Dataset items
----------------------------------------
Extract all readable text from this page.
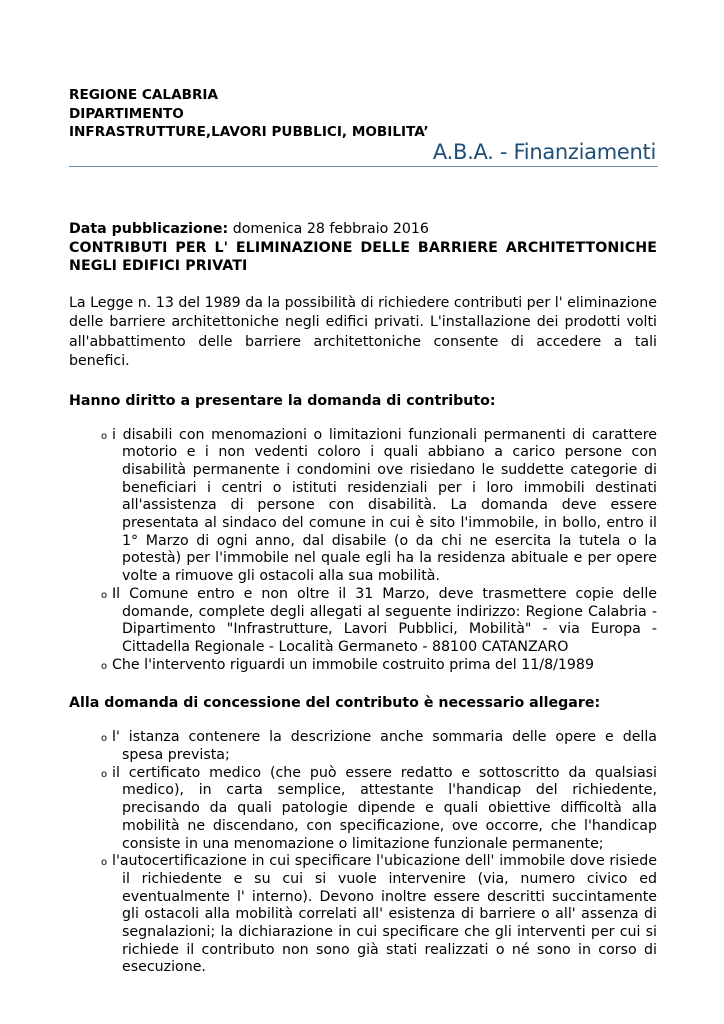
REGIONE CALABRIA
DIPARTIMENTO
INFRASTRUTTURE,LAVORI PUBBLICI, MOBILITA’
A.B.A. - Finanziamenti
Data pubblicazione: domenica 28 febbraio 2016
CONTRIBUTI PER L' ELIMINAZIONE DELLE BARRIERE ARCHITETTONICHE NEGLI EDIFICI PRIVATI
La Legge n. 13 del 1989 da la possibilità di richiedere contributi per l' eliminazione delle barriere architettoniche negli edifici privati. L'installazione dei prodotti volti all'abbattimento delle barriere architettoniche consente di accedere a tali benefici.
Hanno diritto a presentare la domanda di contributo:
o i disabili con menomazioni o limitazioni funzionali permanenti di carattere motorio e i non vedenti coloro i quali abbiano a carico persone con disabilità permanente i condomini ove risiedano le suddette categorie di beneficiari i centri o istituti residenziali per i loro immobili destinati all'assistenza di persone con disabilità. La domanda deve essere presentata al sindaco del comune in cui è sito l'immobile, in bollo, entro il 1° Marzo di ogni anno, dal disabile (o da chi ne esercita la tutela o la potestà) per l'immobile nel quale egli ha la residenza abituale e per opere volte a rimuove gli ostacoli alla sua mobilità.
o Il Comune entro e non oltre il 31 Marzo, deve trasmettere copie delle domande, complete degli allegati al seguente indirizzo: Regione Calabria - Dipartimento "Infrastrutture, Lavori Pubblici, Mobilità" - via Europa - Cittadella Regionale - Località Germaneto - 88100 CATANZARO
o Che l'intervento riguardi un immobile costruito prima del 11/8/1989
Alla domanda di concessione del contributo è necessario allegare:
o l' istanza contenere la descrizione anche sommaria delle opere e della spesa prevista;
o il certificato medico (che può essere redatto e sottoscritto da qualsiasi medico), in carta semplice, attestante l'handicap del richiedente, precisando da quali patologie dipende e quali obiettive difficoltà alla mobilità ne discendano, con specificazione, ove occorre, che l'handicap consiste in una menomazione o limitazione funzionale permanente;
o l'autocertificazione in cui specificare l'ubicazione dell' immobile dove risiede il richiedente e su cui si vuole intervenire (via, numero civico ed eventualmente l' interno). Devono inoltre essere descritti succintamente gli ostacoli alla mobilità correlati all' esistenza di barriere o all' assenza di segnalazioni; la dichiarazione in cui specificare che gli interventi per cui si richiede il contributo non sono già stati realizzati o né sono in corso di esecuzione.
----------------------------------------
» **STATED TASK**
Show every line in the entries where the string "Marzo" occurs.

» **EXPECTED ANSWER**
o i disabili con menomazioni o limitazioni funzionali permanenti di carattere motorio e i non vedenti coloro i quali abbiano a carico persone con disabilità permanente i condomini ove risiedano le suddette categorie di beneficiari i centri o istituti residenziali per i loro immobili destinati all'assistenza di persone con disabilità. La domanda deve essere presentata al sindaco del comune in cui è sito l'immobile, in bollo, entro il 1° Marzo di ogni anno, dal disabile (o da chi ne esercita la tutela o la potestà) per l'immobile nel quale egli ha la residenza abituale e per opere volte a rimuove gli ostacoli alla sua mobilità.
o Il Comune entro e non oltre il 31 Marzo, deve trasmettere copie delle domande, complete degli allegati al seguente indirizzo: Regione Calabria - Dipartimento "Infrastrutture, Lavori Pubblici, Mobilità" - via Europa - Cittadella Regionale - Località Germaneto - 88100 CATANZARO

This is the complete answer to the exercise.